What the task asks>
Output each line exactly as it appears, skipping any embedded picture.

(Collected data entries)

________

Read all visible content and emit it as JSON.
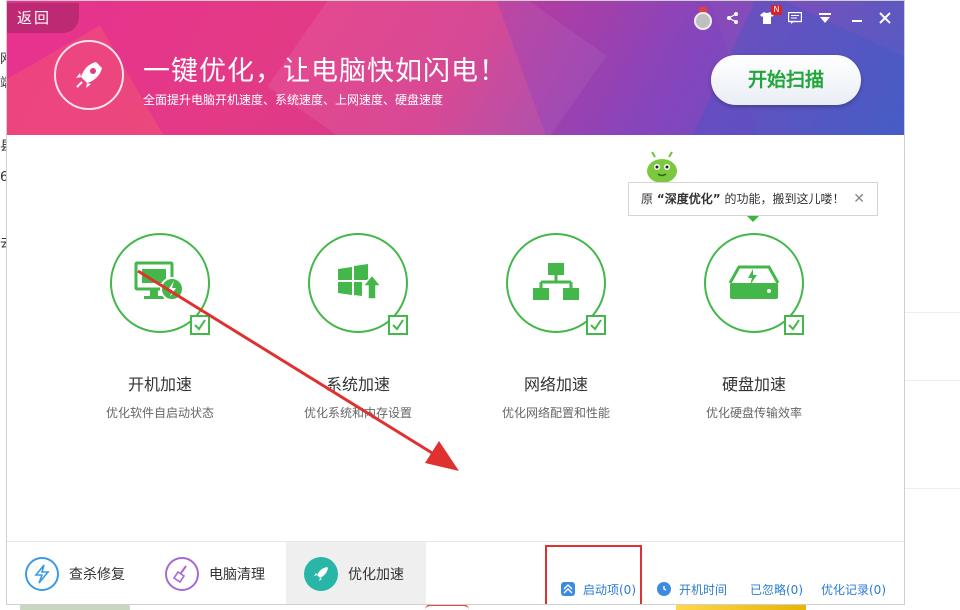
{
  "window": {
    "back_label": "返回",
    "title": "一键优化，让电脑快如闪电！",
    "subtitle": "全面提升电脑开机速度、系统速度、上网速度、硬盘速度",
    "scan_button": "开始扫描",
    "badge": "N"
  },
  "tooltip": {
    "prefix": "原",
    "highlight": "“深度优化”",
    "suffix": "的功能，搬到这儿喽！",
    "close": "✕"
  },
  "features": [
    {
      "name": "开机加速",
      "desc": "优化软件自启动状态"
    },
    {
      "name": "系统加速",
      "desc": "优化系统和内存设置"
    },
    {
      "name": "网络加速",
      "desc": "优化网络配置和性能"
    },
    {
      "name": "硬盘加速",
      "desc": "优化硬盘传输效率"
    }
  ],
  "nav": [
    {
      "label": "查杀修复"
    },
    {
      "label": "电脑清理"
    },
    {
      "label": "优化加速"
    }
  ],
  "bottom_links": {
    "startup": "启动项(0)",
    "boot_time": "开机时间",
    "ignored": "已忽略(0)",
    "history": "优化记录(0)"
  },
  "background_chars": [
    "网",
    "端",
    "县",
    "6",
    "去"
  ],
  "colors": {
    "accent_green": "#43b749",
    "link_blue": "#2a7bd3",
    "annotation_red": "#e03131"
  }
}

________

Output for this task>
Read all visible content and emit it as JSON.
{
  "window": {
    "back_label": "返回",
    "title": "一键优化，让电脑快如闪电！",
    "subtitle": "全面提升电脑开机速度、系统速度、上网速度、硬盘速度",
    "scan_button": "开始扫描",
    "badge": "N"
  },
  "tooltip": {
    "prefix": "原",
    "highlight": "“深度优化”",
    "suffix": "的功能，搬到这儿喽！",
    "close": "✕"
  },
  "features": [
    {
      "name": "开机加速",
      "desc": "优化软件自启动状态"
    },
    {
      "name": "系统加速",
      "desc": "优化系统和内存设置"
    },
    {
      "name": "网络加速",
      "desc": "优化网络配置和性能"
    },
    {
      "name": "硬盘加速",
      "desc": "优化硬盘传输效率"
    }
  ],
  "nav": [
    {
      "label": "查杀修复"
    },
    {
      "label": "电脑清理"
    },
    {
      "label": "优化加速"
    }
  ],
  "bottom_links": {
    "startup": "启动项(0)",
    "boot_time": "开机时间",
    "ignored": "已忽略(0)",
    "history": "优化记录(0)"
  },
  "background_chars": [
    "网",
    "端",
    "县",
    "6",
    "去"
  ],
  "colors": {
    "accent_green": "#43b749",
    "link_blue": "#2a7bd3",
    "annotation_red": "#e03131"
  }
}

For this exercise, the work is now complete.